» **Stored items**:
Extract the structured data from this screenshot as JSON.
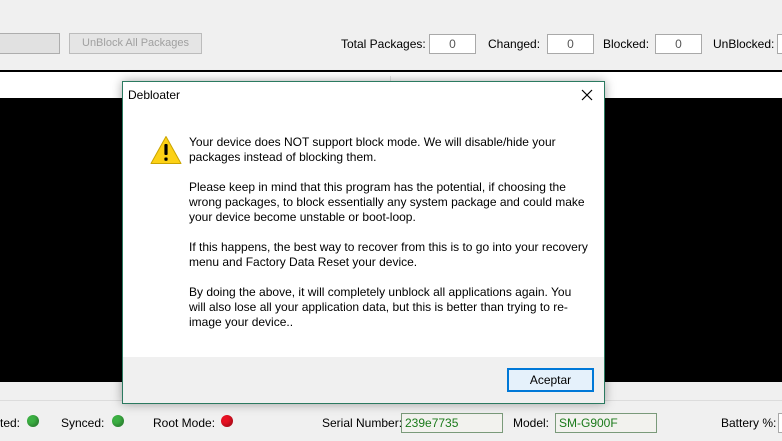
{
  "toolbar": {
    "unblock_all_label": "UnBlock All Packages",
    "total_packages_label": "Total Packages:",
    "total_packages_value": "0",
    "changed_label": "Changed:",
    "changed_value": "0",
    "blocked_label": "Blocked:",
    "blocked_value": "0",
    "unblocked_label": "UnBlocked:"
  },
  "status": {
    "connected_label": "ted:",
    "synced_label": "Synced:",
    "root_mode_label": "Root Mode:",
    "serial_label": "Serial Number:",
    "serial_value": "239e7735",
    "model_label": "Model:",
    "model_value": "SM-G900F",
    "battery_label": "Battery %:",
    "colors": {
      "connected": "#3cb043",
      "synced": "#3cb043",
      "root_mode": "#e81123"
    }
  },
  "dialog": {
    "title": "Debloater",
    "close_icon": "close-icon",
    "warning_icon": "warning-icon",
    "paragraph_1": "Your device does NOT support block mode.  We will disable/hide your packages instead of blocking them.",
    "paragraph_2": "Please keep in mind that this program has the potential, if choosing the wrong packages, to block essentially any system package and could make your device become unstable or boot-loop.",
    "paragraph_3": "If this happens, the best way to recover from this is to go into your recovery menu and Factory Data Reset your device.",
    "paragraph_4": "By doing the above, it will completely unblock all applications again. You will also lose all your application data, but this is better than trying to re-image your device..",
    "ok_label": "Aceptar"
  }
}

» **Problem to solve**:
Using the records above, output their complete text exactly, minus any images.

» **Task result**:
Extract the structured data from this screenshot as JSON.
{
  "toolbar": {
    "unblock_all_label": "UnBlock All Packages",
    "total_packages_label": "Total Packages:",
    "total_packages_value": "0",
    "changed_label": "Changed:",
    "changed_value": "0",
    "blocked_label": "Blocked:",
    "blocked_value": "0",
    "unblocked_label": "UnBlocked:"
  },
  "status": {
    "connected_label": "ted:",
    "synced_label": "Synced:",
    "root_mode_label": "Root Mode:",
    "serial_label": "Serial Number:",
    "serial_value": "239e7735",
    "model_label": "Model:",
    "model_value": "SM-G900F",
    "battery_label": "Battery %:",
    "colors": {
      "connected": "#3cb043",
      "synced": "#3cb043",
      "root_mode": "#e81123"
    }
  },
  "dialog": {
    "title": "Debloater",
    "close_icon": "close-icon",
    "warning_icon": "warning-icon",
    "paragraph_1": "Your device does NOT support block mode.  We will disable/hide your packages instead of blocking them.",
    "paragraph_2": "Please keep in mind that this program has the potential, if choosing the wrong packages, to block essentially any system package and could make your device become unstable or boot-loop.",
    "paragraph_3": "If this happens, the best way to recover from this is to go into your recovery menu and Factory Data Reset your device.",
    "paragraph_4": "By doing the above, it will completely unblock all applications again. You will also lose all your application data, but this is better than trying to re-image your device..",
    "ok_label": "Aceptar"
  }
}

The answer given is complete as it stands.